Our study shows that most people using e-scooters are under 18. As a result of injuries, patients under 18 experience disruption in their education and difficulty meeting their daily needs. Bloom et al., in their study, only 3% of people using e-scooters in Los Angeles reported using helmets and protective equipment [14].
Paudel et al. emphasize that the center of gravity changes forward and upwards due to the driver standing, sudden deceleration with the e-scooter, or impact [15]. They report that upper extremity injuries are seen more frequently due to the center of gravity change. Our study found it statistically significant that upper extremity fractures due to the falling mechanism were more common.
The treatment modalities vary according to the fracture pattern and the mechanism of occurrence. Only two patients underwent open reduction internal fixation in clavicle fractures due to skin irritation (Figure 1).
Figure 1. Fifteen-year-old male falls from an e-scooter. The plain radiograph on the left shows a displaced clavicle shaft fracture. Treatment has been made as open reduction and internal fixation. The post-operative radiograph is given on the right.

→ Study material:
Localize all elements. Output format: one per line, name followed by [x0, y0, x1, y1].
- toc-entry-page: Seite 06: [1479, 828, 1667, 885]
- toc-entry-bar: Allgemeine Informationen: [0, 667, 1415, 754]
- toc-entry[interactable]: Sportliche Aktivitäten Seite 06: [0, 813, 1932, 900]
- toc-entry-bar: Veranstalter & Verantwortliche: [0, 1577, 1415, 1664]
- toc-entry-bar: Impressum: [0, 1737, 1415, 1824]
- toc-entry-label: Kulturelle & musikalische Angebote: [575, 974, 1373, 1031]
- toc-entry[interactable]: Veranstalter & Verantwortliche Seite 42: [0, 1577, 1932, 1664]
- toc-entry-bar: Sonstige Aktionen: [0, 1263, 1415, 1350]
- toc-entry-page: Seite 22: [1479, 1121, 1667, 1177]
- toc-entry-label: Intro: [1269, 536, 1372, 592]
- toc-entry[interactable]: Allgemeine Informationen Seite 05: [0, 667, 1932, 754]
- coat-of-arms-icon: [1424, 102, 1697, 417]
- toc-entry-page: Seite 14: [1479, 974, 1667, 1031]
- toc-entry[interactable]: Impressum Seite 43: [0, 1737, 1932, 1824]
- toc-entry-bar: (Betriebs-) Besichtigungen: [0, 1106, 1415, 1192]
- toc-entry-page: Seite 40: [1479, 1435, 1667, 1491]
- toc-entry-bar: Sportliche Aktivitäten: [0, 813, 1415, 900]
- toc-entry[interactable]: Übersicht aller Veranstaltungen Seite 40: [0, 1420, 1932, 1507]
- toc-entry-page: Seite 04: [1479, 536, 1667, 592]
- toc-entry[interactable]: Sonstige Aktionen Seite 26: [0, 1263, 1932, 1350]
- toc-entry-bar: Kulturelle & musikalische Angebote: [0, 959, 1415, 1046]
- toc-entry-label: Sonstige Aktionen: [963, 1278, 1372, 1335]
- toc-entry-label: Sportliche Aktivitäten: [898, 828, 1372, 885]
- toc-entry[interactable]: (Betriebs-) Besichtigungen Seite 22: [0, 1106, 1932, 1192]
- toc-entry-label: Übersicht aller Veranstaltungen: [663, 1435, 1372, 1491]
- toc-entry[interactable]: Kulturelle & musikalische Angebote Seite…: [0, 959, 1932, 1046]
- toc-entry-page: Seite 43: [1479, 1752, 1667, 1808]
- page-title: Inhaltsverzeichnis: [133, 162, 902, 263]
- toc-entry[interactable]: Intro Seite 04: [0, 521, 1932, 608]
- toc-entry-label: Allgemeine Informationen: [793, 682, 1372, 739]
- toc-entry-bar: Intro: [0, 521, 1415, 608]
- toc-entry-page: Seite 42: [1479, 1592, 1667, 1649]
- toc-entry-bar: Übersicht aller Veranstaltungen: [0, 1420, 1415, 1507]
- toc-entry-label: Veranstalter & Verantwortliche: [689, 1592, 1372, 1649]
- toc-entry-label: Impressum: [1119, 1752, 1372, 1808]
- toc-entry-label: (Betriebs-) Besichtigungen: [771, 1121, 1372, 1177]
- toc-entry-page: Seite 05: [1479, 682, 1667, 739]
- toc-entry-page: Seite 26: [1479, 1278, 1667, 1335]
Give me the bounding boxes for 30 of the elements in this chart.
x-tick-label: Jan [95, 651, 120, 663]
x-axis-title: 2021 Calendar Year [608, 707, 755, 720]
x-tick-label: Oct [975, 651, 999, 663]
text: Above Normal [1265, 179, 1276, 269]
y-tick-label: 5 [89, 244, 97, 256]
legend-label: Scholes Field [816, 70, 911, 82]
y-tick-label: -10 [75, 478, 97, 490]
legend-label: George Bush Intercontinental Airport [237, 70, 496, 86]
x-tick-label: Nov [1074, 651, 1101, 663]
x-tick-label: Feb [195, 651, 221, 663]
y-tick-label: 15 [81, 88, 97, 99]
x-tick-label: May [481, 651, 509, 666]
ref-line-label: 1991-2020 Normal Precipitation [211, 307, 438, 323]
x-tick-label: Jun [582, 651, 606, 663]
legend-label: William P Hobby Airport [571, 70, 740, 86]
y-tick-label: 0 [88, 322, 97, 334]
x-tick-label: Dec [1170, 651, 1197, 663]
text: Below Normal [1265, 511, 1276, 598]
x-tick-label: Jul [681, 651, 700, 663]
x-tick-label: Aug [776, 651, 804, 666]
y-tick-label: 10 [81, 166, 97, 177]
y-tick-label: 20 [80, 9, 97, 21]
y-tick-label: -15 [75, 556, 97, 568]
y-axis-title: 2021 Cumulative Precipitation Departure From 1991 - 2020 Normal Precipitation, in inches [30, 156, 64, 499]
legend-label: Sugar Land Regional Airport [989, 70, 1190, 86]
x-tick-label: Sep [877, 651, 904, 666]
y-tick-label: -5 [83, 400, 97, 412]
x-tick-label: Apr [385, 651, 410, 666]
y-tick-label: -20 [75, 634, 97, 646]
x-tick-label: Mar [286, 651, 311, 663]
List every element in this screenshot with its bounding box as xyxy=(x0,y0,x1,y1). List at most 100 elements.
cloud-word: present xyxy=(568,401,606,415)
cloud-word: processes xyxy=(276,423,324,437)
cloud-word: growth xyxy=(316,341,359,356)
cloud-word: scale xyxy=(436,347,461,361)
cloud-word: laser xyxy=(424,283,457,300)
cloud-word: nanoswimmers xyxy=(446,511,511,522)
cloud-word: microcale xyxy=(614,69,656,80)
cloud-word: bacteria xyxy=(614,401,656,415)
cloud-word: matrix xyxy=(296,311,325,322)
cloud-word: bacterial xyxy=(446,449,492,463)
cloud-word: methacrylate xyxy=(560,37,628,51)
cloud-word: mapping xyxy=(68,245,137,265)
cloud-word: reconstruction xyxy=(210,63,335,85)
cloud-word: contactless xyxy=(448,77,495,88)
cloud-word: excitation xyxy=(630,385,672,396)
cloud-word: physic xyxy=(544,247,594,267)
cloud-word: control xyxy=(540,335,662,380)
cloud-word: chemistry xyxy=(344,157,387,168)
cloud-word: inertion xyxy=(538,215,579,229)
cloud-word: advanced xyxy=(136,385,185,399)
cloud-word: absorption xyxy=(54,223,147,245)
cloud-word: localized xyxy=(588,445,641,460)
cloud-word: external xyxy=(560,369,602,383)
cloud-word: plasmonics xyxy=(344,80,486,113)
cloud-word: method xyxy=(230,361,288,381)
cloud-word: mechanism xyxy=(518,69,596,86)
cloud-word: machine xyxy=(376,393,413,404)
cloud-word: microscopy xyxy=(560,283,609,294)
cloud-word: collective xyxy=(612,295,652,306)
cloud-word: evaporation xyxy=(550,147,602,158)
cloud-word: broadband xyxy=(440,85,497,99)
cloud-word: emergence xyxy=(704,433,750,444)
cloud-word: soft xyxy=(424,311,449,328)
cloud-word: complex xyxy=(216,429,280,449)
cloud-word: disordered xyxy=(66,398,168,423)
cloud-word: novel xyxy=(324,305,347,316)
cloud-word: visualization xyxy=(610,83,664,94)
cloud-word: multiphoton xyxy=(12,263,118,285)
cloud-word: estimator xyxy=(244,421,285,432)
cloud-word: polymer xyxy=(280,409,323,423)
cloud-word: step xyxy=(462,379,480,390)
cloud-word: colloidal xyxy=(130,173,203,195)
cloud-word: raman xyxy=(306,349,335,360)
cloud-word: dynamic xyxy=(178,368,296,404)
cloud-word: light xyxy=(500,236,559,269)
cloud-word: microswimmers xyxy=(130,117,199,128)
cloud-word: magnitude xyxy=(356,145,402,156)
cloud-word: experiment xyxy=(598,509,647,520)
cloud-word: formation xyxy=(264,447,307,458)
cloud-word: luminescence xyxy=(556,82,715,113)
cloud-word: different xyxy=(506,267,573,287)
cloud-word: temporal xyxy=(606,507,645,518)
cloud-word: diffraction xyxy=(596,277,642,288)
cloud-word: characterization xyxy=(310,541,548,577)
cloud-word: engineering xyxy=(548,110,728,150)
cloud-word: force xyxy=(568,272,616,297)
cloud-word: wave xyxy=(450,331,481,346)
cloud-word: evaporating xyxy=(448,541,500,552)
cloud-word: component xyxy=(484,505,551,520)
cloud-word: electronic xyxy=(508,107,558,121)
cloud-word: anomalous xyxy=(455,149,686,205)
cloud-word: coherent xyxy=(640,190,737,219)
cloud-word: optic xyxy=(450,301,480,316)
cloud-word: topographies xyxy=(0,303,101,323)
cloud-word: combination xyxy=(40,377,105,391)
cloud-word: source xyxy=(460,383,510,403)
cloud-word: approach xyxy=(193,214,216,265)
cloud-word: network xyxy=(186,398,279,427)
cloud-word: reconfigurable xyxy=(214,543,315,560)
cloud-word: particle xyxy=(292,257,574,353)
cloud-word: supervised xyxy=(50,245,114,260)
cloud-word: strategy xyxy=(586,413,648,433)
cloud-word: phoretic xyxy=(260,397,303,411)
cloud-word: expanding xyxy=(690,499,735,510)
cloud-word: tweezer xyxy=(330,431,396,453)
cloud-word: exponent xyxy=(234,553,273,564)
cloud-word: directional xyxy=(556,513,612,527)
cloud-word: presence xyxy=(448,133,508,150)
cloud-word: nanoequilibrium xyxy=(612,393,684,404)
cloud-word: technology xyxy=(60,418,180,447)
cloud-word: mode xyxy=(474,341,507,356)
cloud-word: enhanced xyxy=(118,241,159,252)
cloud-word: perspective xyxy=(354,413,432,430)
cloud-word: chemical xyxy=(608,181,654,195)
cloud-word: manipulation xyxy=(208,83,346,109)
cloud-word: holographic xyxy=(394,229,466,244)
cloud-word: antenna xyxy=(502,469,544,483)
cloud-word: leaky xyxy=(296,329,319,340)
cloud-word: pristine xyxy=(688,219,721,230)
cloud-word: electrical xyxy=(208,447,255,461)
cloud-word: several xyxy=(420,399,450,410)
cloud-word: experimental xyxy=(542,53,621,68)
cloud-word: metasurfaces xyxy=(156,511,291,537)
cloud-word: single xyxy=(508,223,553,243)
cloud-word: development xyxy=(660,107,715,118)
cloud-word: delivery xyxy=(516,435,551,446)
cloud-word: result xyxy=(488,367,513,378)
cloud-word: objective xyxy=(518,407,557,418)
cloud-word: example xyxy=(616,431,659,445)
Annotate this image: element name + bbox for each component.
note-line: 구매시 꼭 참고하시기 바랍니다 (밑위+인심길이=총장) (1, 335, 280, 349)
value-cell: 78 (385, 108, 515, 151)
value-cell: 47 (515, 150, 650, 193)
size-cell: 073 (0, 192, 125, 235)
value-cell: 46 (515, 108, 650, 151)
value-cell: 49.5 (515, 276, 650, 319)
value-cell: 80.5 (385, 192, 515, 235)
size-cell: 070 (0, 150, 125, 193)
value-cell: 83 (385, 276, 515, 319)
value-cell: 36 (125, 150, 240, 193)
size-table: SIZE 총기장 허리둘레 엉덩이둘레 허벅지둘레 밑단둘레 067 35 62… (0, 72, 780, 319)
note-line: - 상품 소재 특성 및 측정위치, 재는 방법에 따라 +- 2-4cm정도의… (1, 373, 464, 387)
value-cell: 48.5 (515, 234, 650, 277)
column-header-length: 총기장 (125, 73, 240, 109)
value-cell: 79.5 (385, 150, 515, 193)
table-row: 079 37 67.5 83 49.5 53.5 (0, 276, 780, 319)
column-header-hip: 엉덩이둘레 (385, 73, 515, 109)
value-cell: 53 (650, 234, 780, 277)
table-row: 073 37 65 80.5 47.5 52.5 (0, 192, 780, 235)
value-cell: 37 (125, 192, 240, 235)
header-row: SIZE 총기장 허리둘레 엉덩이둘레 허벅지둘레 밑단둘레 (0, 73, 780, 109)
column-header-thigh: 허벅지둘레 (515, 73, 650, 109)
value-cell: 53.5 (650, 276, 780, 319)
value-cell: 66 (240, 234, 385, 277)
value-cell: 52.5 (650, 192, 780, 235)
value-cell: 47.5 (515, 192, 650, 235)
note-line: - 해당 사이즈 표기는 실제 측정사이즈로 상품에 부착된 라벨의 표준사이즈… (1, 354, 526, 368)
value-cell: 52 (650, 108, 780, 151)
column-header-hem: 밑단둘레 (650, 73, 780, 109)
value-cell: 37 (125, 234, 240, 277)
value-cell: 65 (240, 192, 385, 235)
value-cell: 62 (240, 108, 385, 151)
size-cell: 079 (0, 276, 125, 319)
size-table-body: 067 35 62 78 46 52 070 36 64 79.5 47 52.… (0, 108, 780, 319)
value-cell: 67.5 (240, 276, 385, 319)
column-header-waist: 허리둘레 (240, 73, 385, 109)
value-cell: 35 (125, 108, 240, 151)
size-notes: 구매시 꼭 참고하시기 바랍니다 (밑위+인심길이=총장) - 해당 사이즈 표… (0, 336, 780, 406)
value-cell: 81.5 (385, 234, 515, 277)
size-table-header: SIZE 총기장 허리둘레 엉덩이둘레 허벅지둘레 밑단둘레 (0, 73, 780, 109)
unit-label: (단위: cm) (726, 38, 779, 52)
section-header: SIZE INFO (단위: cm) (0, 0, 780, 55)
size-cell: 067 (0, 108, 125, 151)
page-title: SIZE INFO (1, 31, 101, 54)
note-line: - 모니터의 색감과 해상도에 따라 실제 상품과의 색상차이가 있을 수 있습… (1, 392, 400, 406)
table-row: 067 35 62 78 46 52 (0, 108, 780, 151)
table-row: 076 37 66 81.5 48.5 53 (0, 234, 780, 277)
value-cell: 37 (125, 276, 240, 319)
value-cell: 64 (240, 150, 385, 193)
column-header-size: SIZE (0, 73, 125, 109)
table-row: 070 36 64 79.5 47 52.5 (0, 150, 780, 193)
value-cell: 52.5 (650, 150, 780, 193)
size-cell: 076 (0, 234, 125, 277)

→ Task to complete: Continue the passage on e-scooter injuries from where it stops.

→ The answer:
All other clavicle fractures have been followed conservatively. The fractures of nine patients with humeral fractures were non-displaced fractures suitable for conservative follow-up, so they were followed up conservatively. All four patients with elbow fractures were under 18 and operated on because of displaced fractures involving the joint, and no complications were observed during their follow-up. Lower extremity fractures were usually treated operatively, and early range of motion was encouraged (Figure 2 and Figure 3).
Figure 2. Fifteen-year-old male displaced left femur shaft fracture.
Figure 3. Treated with plate-screw osteosynthesis. Six months follow-up radiographs show the union of the fracture site.
Although six patients had fractures in multiple regions, seven of the 33 lower extremity fractures were open. Appropriate antibiotic therapy was administered after the temporary fixation of open fractures with an external fixator. After excluding the risk of infection, their definitive surgical treatment was made, and no complications were observed in the follow-up. Usually, open fractures had a high tendency to produce complications. We believe these complications are avoided because of the early administration of antibiotherapy and adequate debridement.
The financial burden is a big concern in this new orthopedic trauma requiring surgical intervention. A current study in the literature stated that e-scooter-related injuries in the employed population had caused a substantial economic impact, with more than 1,000,000€ the indirect cost of our hospital during the reviewed period [16]. However, we can not state a financial issue in this article. This is a subject of further study.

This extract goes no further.